*YOUR OBJECTIVE*. From the listing below, pull each line that includes "放射工作人员证".

[Collected data]

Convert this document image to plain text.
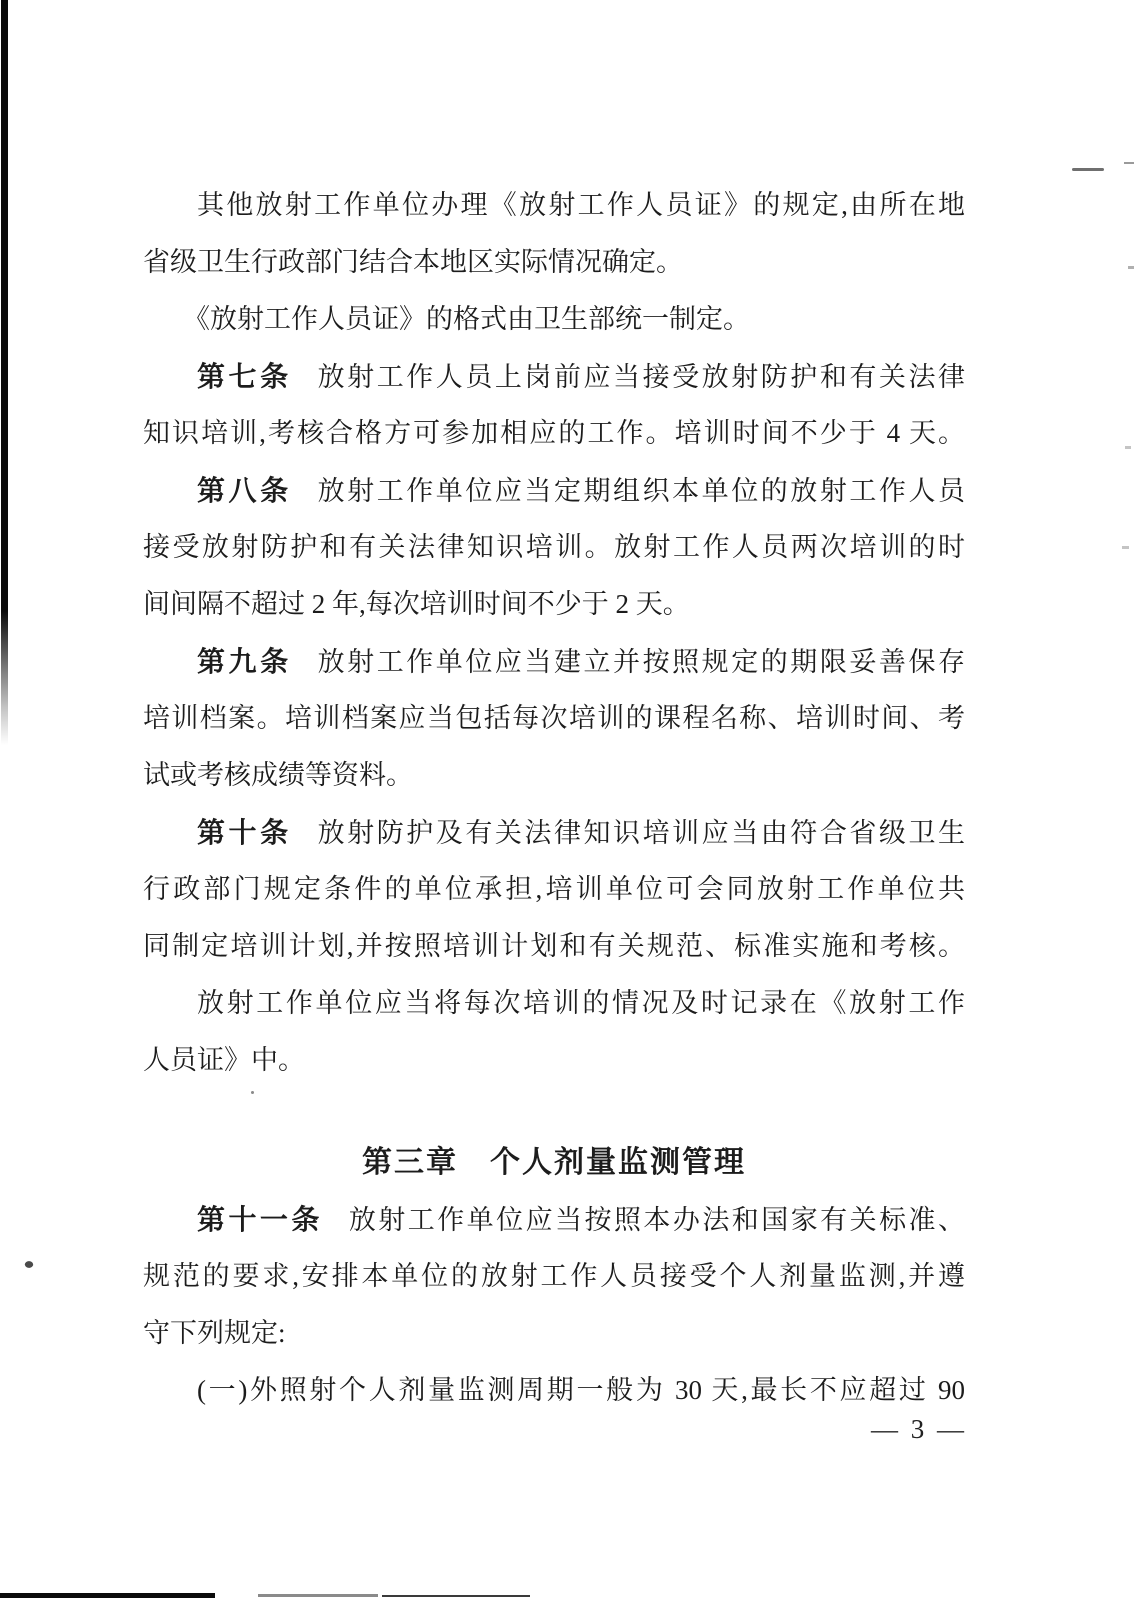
其他放射工作单位办理《放射工作人员证》的规定,由所在地
省级卫生行政部门结合本地区实际情况确定。
《放射工作人员证》的格式由卫生部统一制定。
第七条 放射工作人员上岗前应当接受放射防护和有关法律
知识培训,考核合格方可参加相应的工作。培训时间不少于 4 天。
第八条 放射工作单位应当定期组织本单位的放射工作人员
接受放射防护和有关法律知识培训。放射工作人员两次培训的时
间间隔不超过 2 年,每次培训时间不少于 2 天。
第九条 放射工作单位应当建立并按照规定的期限妥善保存
培训档案。培训档案应当包括每次培训的课程名称、培训时间、考
试或考核成绩等资料。
第十条 放射防护及有关法律知识培训应当由符合省级卫生
行政部门规定条件的单位承担,培训单位可会同放射工作单位共
同制定培训计划,并按照培训计划和有关规范、标准实施和考核。
放射工作单位应当将每次培训的情况及时记录在《放射工作
人员证》中。
第三章　个人剂量监测管理
第十一条 放射工作单位应当按照本办法和国家有关标准、
规范的要求,安排本单位的放射工作人员接受个人剂量监测,并遵
守下列规定:
(一)外照射个人剂量监测周期一般为 30 天,最长不应超过 90
— 3 —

*TASK OUTPUT*.
其他放射工作单位办理《放射工作人员证》的规定,由所在地
《放射工作人员证》的格式由卫生部统一制定。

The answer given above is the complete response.